++++ Records supplied

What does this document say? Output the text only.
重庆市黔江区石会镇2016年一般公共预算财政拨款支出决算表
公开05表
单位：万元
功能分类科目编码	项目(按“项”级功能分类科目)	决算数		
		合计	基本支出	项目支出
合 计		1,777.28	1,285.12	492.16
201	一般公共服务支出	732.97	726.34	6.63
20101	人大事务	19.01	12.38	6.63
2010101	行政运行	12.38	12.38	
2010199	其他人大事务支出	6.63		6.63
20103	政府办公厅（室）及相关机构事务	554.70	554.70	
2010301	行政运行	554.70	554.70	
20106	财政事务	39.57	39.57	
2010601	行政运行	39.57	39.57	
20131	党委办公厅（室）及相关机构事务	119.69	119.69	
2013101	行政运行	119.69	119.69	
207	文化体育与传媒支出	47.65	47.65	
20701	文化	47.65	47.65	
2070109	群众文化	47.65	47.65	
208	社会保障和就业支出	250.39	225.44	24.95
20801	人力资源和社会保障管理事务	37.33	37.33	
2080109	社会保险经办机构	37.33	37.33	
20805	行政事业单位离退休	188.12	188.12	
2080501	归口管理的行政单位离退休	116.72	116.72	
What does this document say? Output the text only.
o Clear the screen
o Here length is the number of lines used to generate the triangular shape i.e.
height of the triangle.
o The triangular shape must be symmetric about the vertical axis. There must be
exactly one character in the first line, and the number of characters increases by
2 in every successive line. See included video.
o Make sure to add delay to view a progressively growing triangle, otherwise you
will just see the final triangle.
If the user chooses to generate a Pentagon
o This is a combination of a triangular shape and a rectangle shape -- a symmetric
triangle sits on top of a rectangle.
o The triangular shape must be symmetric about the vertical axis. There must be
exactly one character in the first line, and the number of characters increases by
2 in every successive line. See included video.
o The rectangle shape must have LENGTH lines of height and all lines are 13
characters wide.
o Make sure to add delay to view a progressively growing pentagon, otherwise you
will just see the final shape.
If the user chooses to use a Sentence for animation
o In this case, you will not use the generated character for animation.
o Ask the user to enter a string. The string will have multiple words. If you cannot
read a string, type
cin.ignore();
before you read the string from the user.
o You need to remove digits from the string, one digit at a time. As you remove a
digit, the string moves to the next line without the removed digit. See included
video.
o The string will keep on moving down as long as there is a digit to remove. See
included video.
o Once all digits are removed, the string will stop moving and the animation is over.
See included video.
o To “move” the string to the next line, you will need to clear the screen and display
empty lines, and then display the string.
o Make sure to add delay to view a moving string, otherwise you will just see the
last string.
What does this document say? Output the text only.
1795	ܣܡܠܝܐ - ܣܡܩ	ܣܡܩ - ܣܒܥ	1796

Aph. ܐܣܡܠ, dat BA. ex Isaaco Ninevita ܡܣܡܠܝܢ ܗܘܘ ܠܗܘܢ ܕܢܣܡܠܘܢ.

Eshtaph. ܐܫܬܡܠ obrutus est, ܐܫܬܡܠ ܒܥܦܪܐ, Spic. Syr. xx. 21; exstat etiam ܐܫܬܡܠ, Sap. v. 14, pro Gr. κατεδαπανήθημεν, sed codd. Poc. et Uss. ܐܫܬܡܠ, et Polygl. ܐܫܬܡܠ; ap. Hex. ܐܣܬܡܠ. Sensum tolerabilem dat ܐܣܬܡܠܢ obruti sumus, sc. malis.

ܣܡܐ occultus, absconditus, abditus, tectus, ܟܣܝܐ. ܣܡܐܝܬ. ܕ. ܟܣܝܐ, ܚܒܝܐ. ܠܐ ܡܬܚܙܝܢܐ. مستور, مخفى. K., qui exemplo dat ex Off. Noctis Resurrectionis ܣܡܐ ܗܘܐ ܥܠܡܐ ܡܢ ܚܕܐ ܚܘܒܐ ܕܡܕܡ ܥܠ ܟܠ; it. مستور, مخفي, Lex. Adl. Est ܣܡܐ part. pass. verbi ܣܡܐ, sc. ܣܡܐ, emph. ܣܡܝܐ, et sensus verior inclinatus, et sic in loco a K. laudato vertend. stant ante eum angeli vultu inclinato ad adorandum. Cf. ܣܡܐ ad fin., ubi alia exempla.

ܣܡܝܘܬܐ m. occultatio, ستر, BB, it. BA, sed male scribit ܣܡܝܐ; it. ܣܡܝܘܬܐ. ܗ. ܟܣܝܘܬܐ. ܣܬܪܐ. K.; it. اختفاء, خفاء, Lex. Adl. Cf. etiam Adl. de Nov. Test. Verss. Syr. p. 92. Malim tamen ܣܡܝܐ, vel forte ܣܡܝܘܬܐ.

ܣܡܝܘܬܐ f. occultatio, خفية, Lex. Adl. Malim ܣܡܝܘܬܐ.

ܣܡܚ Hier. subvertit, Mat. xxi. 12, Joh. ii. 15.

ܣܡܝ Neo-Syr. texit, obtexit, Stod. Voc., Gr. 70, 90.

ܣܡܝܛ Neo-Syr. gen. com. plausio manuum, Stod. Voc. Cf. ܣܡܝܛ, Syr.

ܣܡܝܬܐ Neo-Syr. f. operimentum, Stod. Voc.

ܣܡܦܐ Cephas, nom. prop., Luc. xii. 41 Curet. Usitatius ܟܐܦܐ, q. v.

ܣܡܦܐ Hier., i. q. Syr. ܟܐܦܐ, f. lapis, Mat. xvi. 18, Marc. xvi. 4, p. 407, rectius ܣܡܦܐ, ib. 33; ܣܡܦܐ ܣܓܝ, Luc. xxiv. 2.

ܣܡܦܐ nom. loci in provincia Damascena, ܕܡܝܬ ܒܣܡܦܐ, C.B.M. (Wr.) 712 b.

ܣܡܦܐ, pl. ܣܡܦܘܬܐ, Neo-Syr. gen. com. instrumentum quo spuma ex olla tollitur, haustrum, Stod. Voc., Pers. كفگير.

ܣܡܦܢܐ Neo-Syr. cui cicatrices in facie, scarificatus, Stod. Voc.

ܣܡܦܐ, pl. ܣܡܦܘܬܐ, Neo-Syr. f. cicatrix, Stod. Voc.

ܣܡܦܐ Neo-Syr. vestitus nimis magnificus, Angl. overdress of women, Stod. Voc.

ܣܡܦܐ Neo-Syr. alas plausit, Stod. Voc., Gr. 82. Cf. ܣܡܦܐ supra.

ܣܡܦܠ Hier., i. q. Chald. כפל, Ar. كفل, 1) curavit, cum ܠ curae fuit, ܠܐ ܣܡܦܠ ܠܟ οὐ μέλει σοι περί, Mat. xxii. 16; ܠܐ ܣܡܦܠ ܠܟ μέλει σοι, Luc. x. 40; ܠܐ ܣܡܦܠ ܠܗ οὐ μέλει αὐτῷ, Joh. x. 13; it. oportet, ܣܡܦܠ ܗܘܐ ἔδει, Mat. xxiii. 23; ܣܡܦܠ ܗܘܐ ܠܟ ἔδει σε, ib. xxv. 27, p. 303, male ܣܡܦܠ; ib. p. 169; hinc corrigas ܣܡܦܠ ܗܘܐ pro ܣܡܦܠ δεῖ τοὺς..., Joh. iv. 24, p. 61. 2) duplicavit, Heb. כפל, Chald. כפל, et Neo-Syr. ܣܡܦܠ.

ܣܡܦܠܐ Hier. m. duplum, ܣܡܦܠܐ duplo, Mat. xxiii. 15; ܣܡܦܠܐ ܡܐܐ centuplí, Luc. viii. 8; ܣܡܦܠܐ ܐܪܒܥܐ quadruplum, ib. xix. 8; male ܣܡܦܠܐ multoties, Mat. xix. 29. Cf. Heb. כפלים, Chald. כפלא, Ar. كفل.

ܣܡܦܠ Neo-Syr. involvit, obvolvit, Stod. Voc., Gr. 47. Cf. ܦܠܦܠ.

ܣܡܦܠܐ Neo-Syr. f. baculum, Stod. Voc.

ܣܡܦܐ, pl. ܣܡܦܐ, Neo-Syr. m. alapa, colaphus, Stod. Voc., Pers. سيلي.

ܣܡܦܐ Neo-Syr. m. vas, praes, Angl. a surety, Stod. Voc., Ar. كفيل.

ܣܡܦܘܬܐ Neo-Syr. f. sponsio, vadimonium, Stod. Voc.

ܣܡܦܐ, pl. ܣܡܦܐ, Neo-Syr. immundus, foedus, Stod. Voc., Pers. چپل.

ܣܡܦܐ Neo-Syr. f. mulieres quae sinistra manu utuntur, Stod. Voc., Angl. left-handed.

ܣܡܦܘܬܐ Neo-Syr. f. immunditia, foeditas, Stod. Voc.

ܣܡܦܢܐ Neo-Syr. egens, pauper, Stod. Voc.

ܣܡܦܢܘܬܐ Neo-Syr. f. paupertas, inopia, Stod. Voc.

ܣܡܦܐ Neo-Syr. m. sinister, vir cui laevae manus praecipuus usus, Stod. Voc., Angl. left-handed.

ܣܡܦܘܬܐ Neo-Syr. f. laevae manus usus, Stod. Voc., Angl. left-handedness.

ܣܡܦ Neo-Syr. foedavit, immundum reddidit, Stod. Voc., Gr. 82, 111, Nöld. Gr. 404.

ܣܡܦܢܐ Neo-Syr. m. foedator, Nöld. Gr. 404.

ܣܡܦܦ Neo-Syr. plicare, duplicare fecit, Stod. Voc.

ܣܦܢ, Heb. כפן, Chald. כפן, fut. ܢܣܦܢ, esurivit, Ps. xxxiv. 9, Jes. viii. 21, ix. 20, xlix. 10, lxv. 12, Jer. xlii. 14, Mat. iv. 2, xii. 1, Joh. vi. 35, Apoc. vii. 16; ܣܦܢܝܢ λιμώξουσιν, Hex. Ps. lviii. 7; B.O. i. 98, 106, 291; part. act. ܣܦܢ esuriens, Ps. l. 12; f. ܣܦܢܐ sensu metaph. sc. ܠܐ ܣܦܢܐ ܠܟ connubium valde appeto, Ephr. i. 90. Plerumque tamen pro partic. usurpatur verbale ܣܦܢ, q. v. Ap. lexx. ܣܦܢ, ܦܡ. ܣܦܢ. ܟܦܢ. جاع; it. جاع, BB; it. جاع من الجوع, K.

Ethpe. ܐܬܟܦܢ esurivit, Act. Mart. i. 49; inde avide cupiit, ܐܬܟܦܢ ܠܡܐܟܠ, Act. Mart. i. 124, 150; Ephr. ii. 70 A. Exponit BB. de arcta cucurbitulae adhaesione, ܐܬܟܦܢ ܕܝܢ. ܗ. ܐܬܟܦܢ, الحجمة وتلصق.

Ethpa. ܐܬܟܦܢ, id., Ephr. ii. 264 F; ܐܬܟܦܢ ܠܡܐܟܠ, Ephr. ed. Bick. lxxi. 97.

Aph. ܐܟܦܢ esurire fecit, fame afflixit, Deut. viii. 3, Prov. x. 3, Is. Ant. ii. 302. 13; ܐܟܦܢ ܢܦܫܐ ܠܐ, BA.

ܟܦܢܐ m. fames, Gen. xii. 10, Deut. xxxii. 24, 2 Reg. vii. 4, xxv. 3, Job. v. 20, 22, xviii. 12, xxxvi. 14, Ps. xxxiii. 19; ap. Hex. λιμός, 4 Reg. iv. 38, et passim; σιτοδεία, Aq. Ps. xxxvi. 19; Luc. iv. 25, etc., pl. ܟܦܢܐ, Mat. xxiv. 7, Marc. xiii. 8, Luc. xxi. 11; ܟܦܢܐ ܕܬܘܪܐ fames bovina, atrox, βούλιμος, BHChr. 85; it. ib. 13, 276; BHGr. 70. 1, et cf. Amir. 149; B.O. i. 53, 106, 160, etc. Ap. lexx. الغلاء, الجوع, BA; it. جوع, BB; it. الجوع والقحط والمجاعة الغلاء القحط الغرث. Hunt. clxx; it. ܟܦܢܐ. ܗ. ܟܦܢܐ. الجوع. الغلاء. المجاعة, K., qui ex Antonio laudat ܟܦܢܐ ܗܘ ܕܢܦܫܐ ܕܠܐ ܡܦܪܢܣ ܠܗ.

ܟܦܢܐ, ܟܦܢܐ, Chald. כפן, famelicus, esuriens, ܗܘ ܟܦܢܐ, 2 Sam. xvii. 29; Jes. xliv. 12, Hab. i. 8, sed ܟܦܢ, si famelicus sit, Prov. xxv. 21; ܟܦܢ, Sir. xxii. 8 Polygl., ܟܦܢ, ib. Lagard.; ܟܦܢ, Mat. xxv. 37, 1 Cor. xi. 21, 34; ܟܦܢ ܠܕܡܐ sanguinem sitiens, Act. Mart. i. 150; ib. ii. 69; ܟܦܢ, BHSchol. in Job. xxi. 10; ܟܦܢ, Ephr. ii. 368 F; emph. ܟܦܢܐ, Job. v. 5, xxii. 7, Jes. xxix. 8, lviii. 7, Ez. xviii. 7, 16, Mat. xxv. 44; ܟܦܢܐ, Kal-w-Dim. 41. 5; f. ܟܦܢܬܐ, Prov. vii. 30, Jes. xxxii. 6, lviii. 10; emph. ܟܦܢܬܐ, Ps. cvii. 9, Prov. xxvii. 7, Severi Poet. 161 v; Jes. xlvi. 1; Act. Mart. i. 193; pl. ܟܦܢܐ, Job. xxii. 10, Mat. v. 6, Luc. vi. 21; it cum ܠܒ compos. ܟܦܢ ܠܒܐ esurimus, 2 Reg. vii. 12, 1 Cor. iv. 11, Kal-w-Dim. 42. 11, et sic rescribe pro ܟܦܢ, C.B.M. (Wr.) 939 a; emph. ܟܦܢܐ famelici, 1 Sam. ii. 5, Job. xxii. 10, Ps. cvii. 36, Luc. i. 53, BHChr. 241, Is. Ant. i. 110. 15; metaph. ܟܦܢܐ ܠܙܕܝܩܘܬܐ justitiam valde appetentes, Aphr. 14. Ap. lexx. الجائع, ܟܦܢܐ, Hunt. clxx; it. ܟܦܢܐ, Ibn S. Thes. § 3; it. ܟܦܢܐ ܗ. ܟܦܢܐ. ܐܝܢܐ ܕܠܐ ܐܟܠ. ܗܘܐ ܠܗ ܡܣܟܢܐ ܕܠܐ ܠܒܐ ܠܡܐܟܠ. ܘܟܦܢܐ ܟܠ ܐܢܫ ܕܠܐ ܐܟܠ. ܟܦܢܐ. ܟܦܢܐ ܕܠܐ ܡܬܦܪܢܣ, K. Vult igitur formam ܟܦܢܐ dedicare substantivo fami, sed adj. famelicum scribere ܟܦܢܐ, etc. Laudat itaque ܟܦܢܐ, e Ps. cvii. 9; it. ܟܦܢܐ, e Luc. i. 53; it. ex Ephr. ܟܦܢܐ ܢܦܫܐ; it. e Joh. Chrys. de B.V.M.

++++++++

**Instructions for the task:**
Using the listing, copy every line where the word "ܣܡܦܢܐ" shows up.

**Written response:**
ܣܡܦܢܐ Neo-Syr. cui cicatrices in facie, scarificatus, Stod. Voc.
ܣܡܦܢܐ Neo-Syr. egens, pauper, Stod. Voc.
ܣܡܦܢܐ Neo-Syr. m. foedator, Nöld. Gr. 404.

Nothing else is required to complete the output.